(Stored data entries)
[Start of Attachment]
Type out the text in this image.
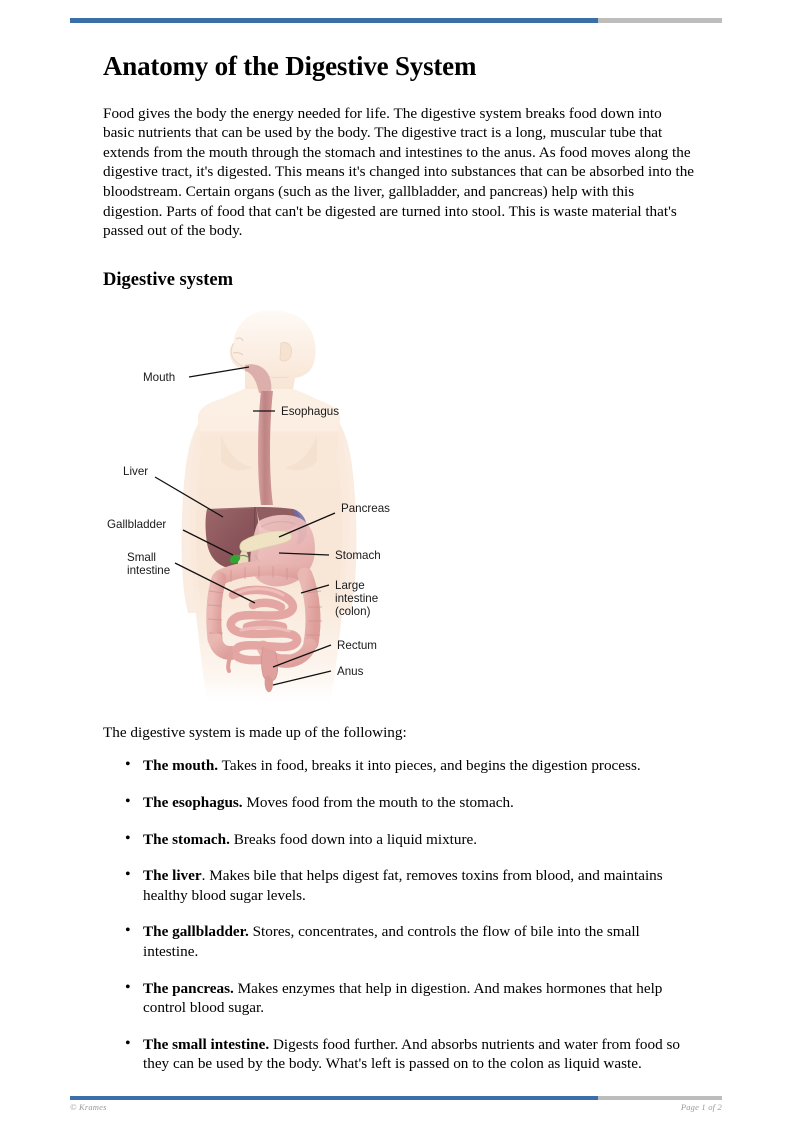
Anatomy of the Digestive System

Food gives the body the energy needed for life. The digestive system breaks food down into basic nutrients that can be used by the body. The digestive tract is a long, muscular tube that extends from the mouth through the stomach and intestines to the anus. As food moves along the digestive tract, it's digested. This means it's changed into substances that can be absorbed into the bloodstream. Certain organs (such as the liver, gallbladder, and pancreas) help with this digestion. Parts of food that can't be digested are turned into stool. This is waste material that's passed out of the body.

Digestive system
Mouth
Esophagus
Liver
Pancreas
Gallbladder
Stomach
Small
intestine
Large
intestine
(colon)
Rectum
Anus

The digestive system is made up of the following:

• The mouth. Takes in food, breaks it into pieces, and begins the digestion process.
• The esophagus. Moves food from the mouth to the stomach.
• The stomach. Breaks food down into a liquid mixture.
• The liver. Makes bile that helps digest fat, removes toxins from blood, and maintains healthy blood sugar levels.
• The gallbladder. Stores, concentrates, and controls the flow of bile into the small intestine.
• The pancreas. Makes enzymes that help in digestion. And makes hormones that help control blood sugar.
• The small intestine. Digests food further. And absorbs nutrients and water from food so they can be used by the body. What's left is passed on to the colon as liquid waste.
© Krames	Page 1 of 2
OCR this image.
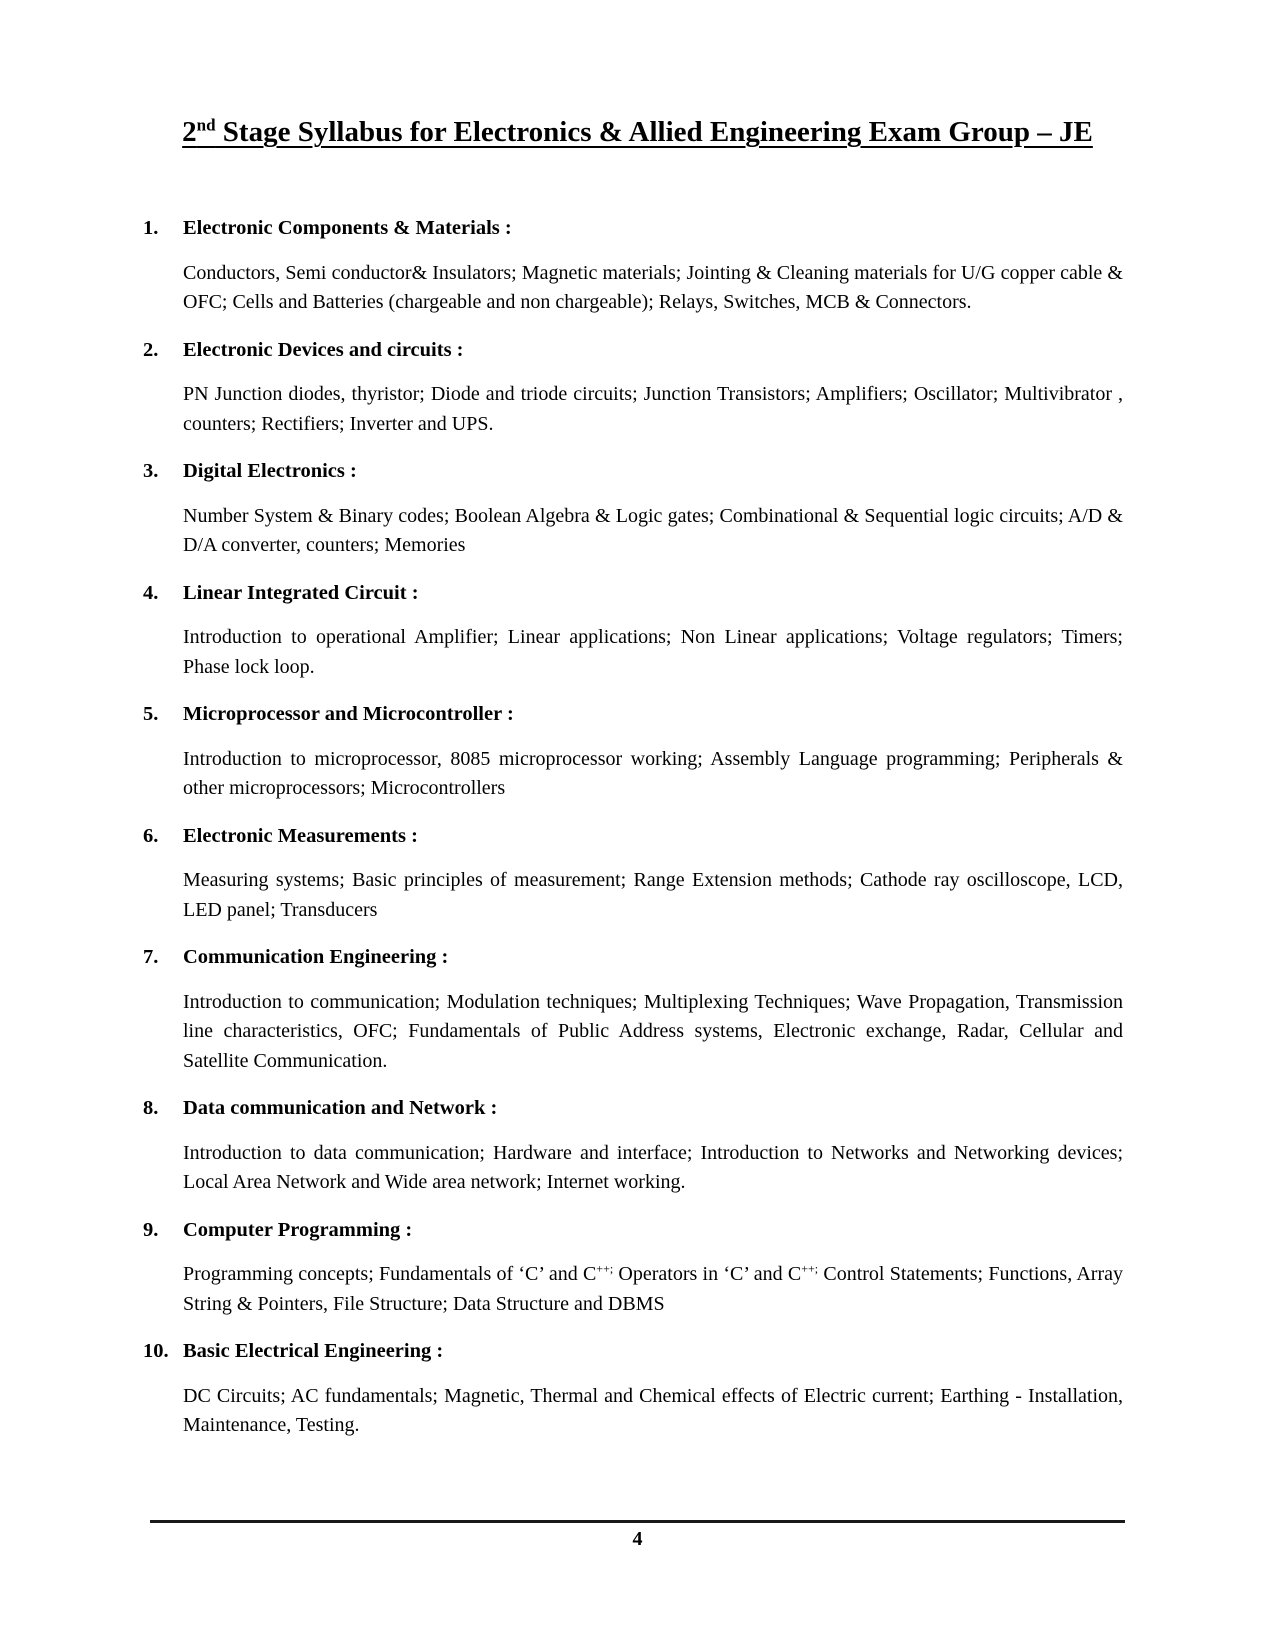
2nd Stage Syllabus for Electronics & Allied Engineering Exam Group – JE

1. Electronic Components & Materials :

Conductors, Semi conductor& Insulators; Magnetic materials; Jointing & Cleaning materials for U/G copper cable & OFC; Cells and Batteries (chargeable and non chargeable); Relays, Switches, MCB & Connectors.

2. Electronic Devices and circuits :

PN Junction diodes, thyristor; Diode and triode circuits; Junction Transistors; Amplifiers; Oscillator; Multivibrator , counters; Rectifiers; Inverter and UPS.

3. Digital Electronics :

Number System & Binary codes; Boolean Algebra & Logic gates; Combinational & Sequential logic circuits; A/D & D/A converter, counters; Memories

4. Linear Integrated Circuit :

Introduction to operational Amplifier; Linear applications; Non Linear applications; Voltage regulators; Timers; Phase lock loop.

5. Microprocessor and Microcontroller :

Introduction to microprocessor, 8085 microprocessor working; Assembly Language programming; Peripherals & other microprocessors; Microcontrollers

6. Electronic Measurements :

Measuring systems; Basic principles of measurement; Range Extension methods; Cathode ray oscilloscope, LCD, LED panel; Transducers

7. Communication Engineering :

Introduction to communication; Modulation techniques; Multiplexing Techniques; Wave Propagation, Transmission line characteristics, OFC; Fundamentals of Public Address systems, Electronic exchange, Radar, Cellular and Satellite Communication.

8. Data communication and Network :

Introduction to data communication; Hardware and interface; Introduction to Networks and Networking devices; Local Area Network and Wide area network; Internet working.

9. Computer Programming :

Programming concepts; Fundamentals of ‘C’ and C++; Operators in ‘C’ and C++; Control Statements; Functions, Array String & Pointers, File Structure; Data Structure and DBMS

10. Basic Electrical Engineering :

DC Circuits; AC fundamentals; Magnetic, Thermal and Chemical effects of Electric current; Earthing - Installation, Maintenance, Testing.

4
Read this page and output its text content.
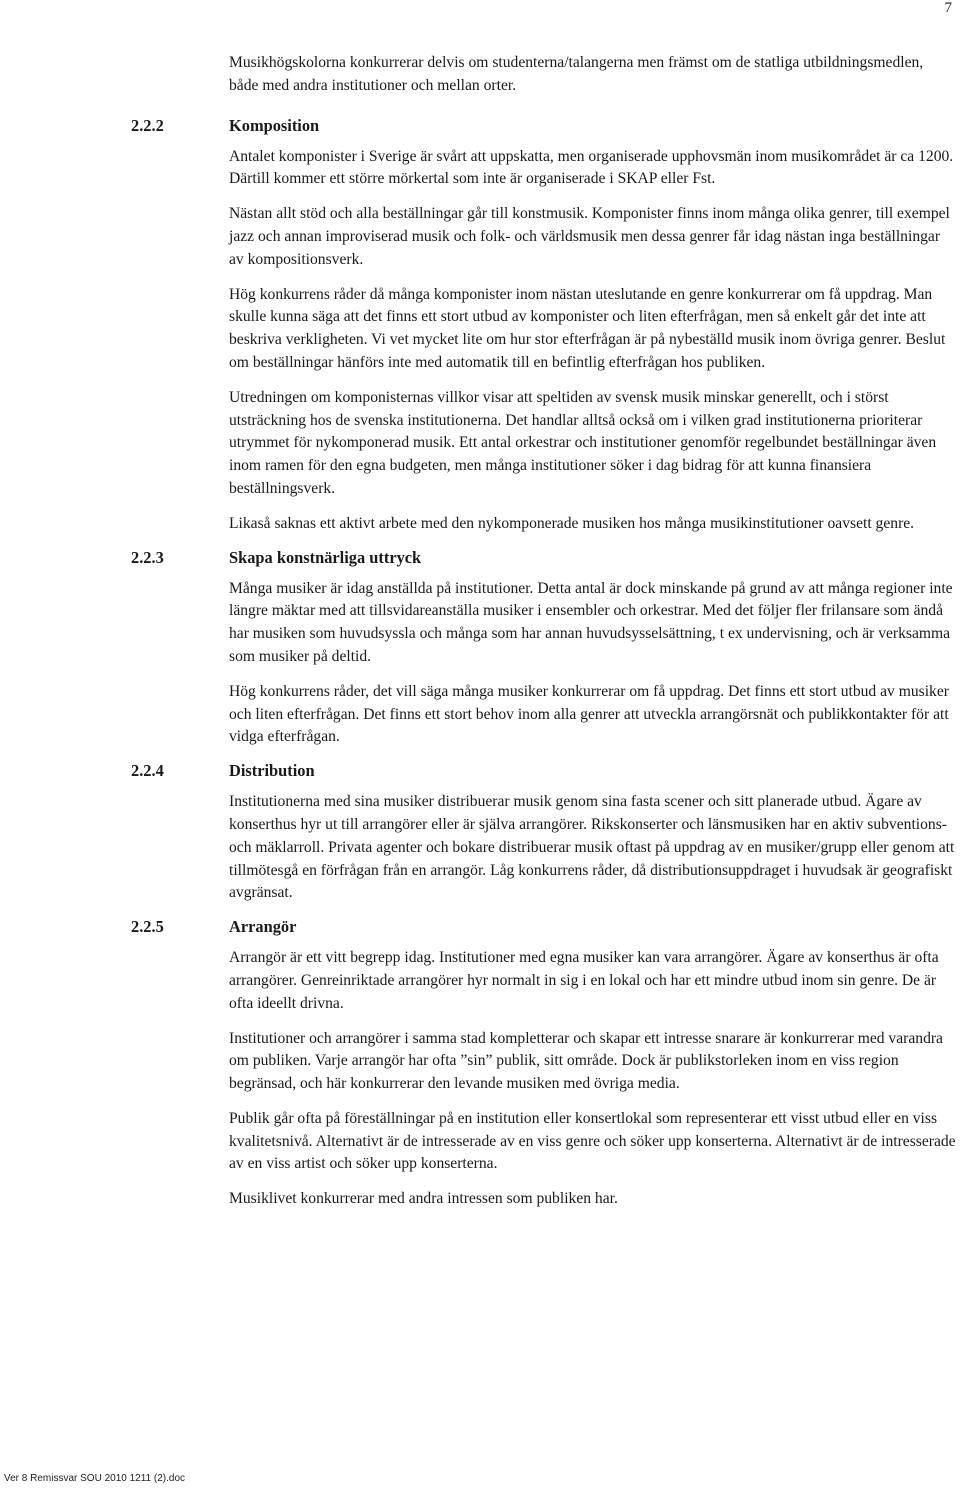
7

Musikhögskolorna konkurrerar delvis om studenterna/talangerna men främst om de statliga utbildningsmedlen, både med andra institutioner och mellan orter.

2.2.2	Komposition

Antalet komponister i Sverige är svårt att uppskatta, men organiserade upphovsmän inom musikområdet är ca 1200. Därtill kommer ett större mörkertal som inte är organiserade i SKAP eller Fst.

Nästan allt stöd och alla beställningar går till konstmusik. Komponister finns inom många olika genrer, till exempel jazz och annan improviserad musik och folk- och världsmusik men dessa genrer får idag nästan inga beställningar av kompositionsverk.

Hög konkurrens råder då många komponister inom nästan uteslutande en genre konkurrerar om få uppdrag. Man skulle kunna säga att det finns ett stort utbud av komponister och liten efterfrågan, men så enkelt går det inte att beskriva verkligheten. Vi vet mycket lite om hur stor efterfrågan är på nybeställd musik inom övriga genrer. Beslut om beställningar hänförs inte med automatik till en befintlig efterfrågan hos publiken.

Utredningen om komponisternas villkor visar att speltiden av svensk musik minskar generellt, och i störst utsträckning hos de svenska institutionerna. Det handlar alltså också om i vilken grad institutionerna prioriterar utrymmet för nykomponerad musik. Ett antal orkestrar och institutioner genomför regelbundet beställningar även inom ramen för den egna budgeten, men många institutioner söker i dag bidrag för att kunna finansiera beställningsverk.

Likaså saknas ett aktivt arbete med den nykomponerade musiken hos många musikinstitutioner oavsett genre.

2.2.3	Skapa konstnärliga uttryck

Många musiker är idag anställda på institutioner. Detta antal är dock minskande på grund av att många regioner inte längre mäktar med att tillsvidareanställa musiker i ensembler och orkestrar. Med det följer fler frilansare som ändå har musiken som huvudsyssla och många som har annan huvudsysselsättning, t ex undervisning, och är verksamma som musiker på deltid.

Hög konkurrens råder, det vill säga många musiker konkurrerar om få uppdrag. Det finns ett stort utbud av musiker och liten efterfrågan. Det finns ett stort behov inom alla genrer att utveckla arrangörsnät och publikkontakter för att vidga efterfrågan.

2.2.4	Distribution

Institutionerna med sina musiker distribuerar musik genom sina fasta scener och sitt planerade utbud. Ägare av konserthus hyr ut till arrangörer eller är själva arrangörer. Rikskonserter och länsmusiken har en aktiv subventions- och mäklarroll. Privata agenter och bokare distribuerar musik oftast på uppdrag av en musiker/grupp eller genom att tillmötesgå en förfrågan från en arrangör. Låg konkurrens råder, då distributionsuppdraget i huvudsak är geografiskt avgränsat.

2.2.5	Arrangör

Arrangör är ett vitt begrepp idag. Institutioner med egna musiker kan vara arrangörer. Ägare av konserthus är ofta arrangörer. Genreinriktade arrangörer hyr normalt in sig i en lokal och har ett mindre utbud inom sin genre. De är ofta ideellt drivna.

Institutioner och arrangörer i samma stad kompletterar och skapar ett intresse snarare är konkurrerar med varandra om publiken. Varje arrangör har ofta ”sin” publik, sitt område. Dock är publikstorleken inom en viss region begränsad, och här konkurrerar den levande musiken med övriga media.

Publik går ofta på föreställningar på en institution eller konsertlokal som representerar ett visst utbud eller en viss kvalitetsnivå. Alternativt är de intresserade av en viss genre och söker upp konserterna. Alternativt är de intresserade av en viss artist och söker upp konserterna.

Musiklivet konkurrerar med andra intressen som publiken har.

Ver 8 Remissvar SOU 2010 1211 (2).doc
[End of Attachment]
* **REQUIREMENT**
Omitting all pictures, reproduce the records above in their entirety.

* **ANSWER SPACE**
Type out the text in this image.
Anatomy of the Digestive System

Food gives the body the energy needed for life. The digestive system breaks food down into basic nutrients that can be used by the body. The digestive tract is a long, muscular tube that extends from the mouth through the stomach and intestines to the anus. As food moves along the digestive tract, it's digested. This means it's changed into substances that can be absorbed into the bloodstream. Certain organs (such as the liver, gallbladder, and pancreas) help with this digestion. Parts of food that can't be digested are turned into stool. This is waste material that's passed out of the body.

Digestive system
Mouth
Esophagus
Liver
Pancreas
Gallbladder
Stomach
Small
intestine
Large
intestine
(colon)
Rectum
Anus

The digestive system is made up of the following:

• The mouth. Takes in food, breaks it into pieces, and begins the digestion process.
• The esophagus. Moves food from the mouth to the stomach.
• The stomach. Breaks food down into a liquid mixture.
• The liver. Makes bile that helps digest fat, removes toxins from blood, and maintains healthy blood sugar levels.
• The gallbladder. Stores, concentrates, and controls the flow of bile into the small intestine.
• The pancreas. Makes enzymes that help in digestion. And makes hormones that help control blood sugar.
• The small intestine. Digests food further. And absorbs nutrients and water from food so they can be used by the body. What's left is passed on to the colon as liquid waste.
© Krames	Page 1 of 2
OCR this image.
2nd Stage Syllabus for Electronics & Allied Engineering Exam Group – JE

1. Electronic Components & Materials :

Conductors, Semi conductor& Insulators; Magnetic materials; Jointing & Cleaning materials for U/G copper cable & OFC; Cells and Batteries (chargeable and non chargeable); Relays, Switches, MCB & Connectors.

2. Electronic Devices and circuits :

PN Junction diodes, thyristor; Diode and triode circuits; Junction Transistors; Amplifiers; Oscillator; Multivibrator , counters; Rectifiers; Inverter and UPS.

3. Digital Electronics :

Number System & Binary codes; Boolean Algebra & Logic gates; Combinational & Sequential logic circuits; A/D & D/A converter, counters; Memories

4. Linear Integrated Circuit :

Introduction to operational Amplifier; Linear applications; Non Linear applications; Voltage regulators; Timers; Phase lock loop.

5. Microprocessor and Microcontroller :

Introduction to microprocessor, 8085 microprocessor working; Assembly Language programming; Peripherals & other microprocessors; Microcontrollers

6. Electronic Measurements :

Measuring systems; Basic principles of measurement; Range Extension methods; Cathode ray oscilloscope, LCD, LED panel; Transducers

7. Communication Engineering :

Introduction to communication; Modulation techniques; Multiplexing Techniques; Wave Propagation, Transmission line characteristics, OFC; Fundamentals of Public Address systems, Electronic exchange, Radar, Cellular and Satellite Communication.

8. Data communication and Network :

Introduction to data communication; Hardware and interface; Introduction to Networks and Networking devices; Local Area Network and Wide area network; Internet working.

9. Computer Programming :

Programming concepts; Fundamentals of ‘C’ and C++; Operators in ‘C’ and C++; Control Statements; Functions, Array String & Pointers, File Structure; Data Structure and DBMS

10. Basic Electrical Engineering :

DC Circuits; AC fundamentals; Magnetic, Thermal and Chemical effects of Electric current; Earthing - Installation, Maintenance, Testing.

4
Read this page and output its text content.
7

Musikhögskolorna konkurrerar delvis om studenterna/talangerna men främst om de statliga utbildningsmedlen, både med andra institutioner och mellan orter.

2.2.2	Komposition

Antalet komponister i Sverige är svårt att uppskatta, men organiserade upphovsmän inom musikområdet är ca 1200. Därtill kommer ett större mörkertal som inte är organiserade i SKAP eller Fst.

Nästan allt stöd och alla beställningar går till konstmusik. Komponister finns inom många olika genrer, till exempel jazz och annan improviserad musik och folk- och världsmusik men dessa genrer får idag nästan inga beställningar av kompositionsverk.

Hög konkurrens råder då många komponister inom nästan uteslutande en genre konkurrerar om få uppdrag. Man skulle kunna säga att det finns ett stort utbud av komponister och liten efterfrågan, men så enkelt går det inte att beskriva verkligheten. Vi vet mycket lite om hur stor efterfrågan är på nybeställd musik inom övriga genrer. Beslut om beställningar hänförs inte med automatik till en befintlig efterfrågan hos publiken.

Utredningen om komponisternas villkor visar att speltiden av svensk musik minskar generellt, och i störst utsträckning hos de svenska institutionerna. Det handlar alltså också om i vilken grad institutionerna prioriterar utrymmet för nykomponerad musik. Ett antal orkestrar och institutioner genomför regelbundet beställningar även inom ramen för den egna budgeten, men många institutioner söker i dag bidrag för att kunna finansiera beställningsverk.

Likaså saknas ett aktivt arbete med den nykomponerade musiken hos många musikinstitutioner oavsett genre.

2.2.3	Skapa konstnärliga uttryck

Många musiker är idag anställda på institutioner. Detta antal är dock minskande på grund av att många regioner inte längre mäktar med att tillsvidareanställa musiker i ensembler och orkestrar. Med det följer fler frilansare som ändå har musiken som huvudsyssla och många som har annan huvudsysselsättning, t ex undervisning, och är verksamma som musiker på deltid.

Hög konkurrens råder, det vill säga många musiker konkurrerar om få uppdrag. Det finns ett stort utbud av musiker och liten efterfrågan. Det finns ett stort behov inom alla genrer att utveckla arrangörsnät och publikkontakter för att vidga efterfrågan.

2.2.4	Distribution

Institutionerna med sina musiker distribuerar musik genom sina fasta scener och sitt planerade utbud. Ägare av konserthus hyr ut till arrangörer eller är själva arrangörer. Rikskonserter och länsmusiken har en aktiv subventions- och mäklarroll. Privata agenter och bokare distribuerar musik oftast på uppdrag av en musiker/grupp eller genom att tillmötesgå en förfrågan från en arrangör. Låg konkurrens råder, då distributionsuppdraget i huvudsak är geografiskt avgränsat.

2.2.5	Arrangör

Arrangör är ett vitt begrepp idag. Institutioner med egna musiker kan vara arrangörer. Ägare av konserthus är ofta arrangörer. Genreinriktade arrangörer hyr normalt in sig i en lokal och har ett mindre utbud inom sin genre. De är ofta ideellt drivna.

Institutioner och arrangörer i samma stad kompletterar och skapar ett intresse snarare är konkurrerar med varandra om publiken. Varje arrangör har ofta ”sin” publik, sitt område. Dock är publikstorleken inom en viss region begränsad, och här konkurrerar den levande musiken med övriga media.

Publik går ofta på föreställningar på en institution eller konsertlokal som representerar ett visst utbud eller en viss kvalitetsnivå. Alternativt är de intresserade av en viss genre och söker upp konserterna. Alternativt är de intresserade av en viss artist och söker upp konserterna.

Musiklivet konkurrerar med andra intressen som publiken har.

Ver 8 Remissvar SOU 2010 1211 (2).doc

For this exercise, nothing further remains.